- _Problem_
Read the material below. Count the lines containing "JSON" and give that count alone.

--- START OF Data for processing ---

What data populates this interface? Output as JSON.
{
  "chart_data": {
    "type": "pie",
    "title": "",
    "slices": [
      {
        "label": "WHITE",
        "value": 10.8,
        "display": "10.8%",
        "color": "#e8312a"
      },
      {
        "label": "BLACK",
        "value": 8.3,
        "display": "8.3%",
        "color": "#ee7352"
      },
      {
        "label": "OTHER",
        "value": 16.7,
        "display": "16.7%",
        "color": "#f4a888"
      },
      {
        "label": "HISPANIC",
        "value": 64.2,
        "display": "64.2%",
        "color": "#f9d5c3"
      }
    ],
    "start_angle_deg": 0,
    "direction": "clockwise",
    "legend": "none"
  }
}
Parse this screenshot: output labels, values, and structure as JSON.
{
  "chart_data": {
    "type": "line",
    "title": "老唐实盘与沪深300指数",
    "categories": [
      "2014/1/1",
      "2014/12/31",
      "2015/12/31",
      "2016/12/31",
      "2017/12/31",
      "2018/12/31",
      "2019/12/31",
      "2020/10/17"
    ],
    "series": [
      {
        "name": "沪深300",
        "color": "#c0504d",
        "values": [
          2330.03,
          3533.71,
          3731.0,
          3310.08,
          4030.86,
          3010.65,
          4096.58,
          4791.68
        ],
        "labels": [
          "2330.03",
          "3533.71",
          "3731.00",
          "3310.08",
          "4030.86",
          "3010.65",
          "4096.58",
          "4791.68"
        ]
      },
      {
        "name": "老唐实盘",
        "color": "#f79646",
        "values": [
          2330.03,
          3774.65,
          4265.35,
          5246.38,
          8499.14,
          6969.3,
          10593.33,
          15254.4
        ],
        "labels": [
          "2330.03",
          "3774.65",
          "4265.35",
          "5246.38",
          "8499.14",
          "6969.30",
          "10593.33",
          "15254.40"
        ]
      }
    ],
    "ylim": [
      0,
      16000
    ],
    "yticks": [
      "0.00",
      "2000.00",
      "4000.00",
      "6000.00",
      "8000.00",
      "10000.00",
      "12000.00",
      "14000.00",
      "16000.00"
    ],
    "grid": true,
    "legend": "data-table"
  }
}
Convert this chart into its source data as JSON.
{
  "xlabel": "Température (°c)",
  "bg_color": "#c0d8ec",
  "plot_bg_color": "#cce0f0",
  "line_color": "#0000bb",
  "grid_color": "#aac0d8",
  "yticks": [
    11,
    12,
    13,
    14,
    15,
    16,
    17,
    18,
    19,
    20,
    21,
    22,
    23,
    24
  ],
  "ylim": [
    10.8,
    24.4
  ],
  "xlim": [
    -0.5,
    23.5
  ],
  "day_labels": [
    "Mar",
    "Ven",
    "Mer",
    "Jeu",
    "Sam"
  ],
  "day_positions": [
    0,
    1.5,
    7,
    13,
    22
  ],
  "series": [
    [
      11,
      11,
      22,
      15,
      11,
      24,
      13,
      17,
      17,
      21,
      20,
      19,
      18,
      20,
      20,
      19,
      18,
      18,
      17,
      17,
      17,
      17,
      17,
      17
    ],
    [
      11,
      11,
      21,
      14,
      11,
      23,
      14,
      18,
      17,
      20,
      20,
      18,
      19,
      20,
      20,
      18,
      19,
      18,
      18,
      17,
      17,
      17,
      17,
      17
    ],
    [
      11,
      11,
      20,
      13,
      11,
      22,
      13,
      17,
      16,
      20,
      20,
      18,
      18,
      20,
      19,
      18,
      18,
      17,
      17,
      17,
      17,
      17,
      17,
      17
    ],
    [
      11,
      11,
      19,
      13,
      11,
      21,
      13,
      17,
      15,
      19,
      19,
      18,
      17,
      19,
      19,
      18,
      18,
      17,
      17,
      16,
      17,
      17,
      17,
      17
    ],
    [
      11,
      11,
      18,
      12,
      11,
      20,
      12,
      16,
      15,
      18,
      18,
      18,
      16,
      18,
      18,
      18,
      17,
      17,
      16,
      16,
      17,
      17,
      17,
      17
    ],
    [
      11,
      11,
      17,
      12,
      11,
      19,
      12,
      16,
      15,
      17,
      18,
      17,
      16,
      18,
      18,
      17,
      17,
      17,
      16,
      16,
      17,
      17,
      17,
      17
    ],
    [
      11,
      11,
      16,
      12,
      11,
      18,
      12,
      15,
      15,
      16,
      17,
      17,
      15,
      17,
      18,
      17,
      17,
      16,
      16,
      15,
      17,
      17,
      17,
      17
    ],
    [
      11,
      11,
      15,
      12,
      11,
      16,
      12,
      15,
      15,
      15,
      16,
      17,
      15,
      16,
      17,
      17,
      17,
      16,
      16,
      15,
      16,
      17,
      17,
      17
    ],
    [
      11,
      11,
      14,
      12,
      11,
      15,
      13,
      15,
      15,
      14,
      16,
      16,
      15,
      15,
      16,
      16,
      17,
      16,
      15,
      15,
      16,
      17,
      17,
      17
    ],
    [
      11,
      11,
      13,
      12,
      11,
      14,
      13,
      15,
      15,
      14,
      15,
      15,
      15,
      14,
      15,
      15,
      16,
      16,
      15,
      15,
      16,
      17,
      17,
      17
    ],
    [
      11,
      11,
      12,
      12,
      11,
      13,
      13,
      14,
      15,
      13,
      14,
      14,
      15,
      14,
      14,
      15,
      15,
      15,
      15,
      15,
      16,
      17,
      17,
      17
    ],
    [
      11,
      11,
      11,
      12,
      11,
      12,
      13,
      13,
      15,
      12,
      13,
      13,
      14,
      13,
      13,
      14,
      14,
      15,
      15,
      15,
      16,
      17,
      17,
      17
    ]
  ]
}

--- END OF Data for processing ---

- _Worked answer_
3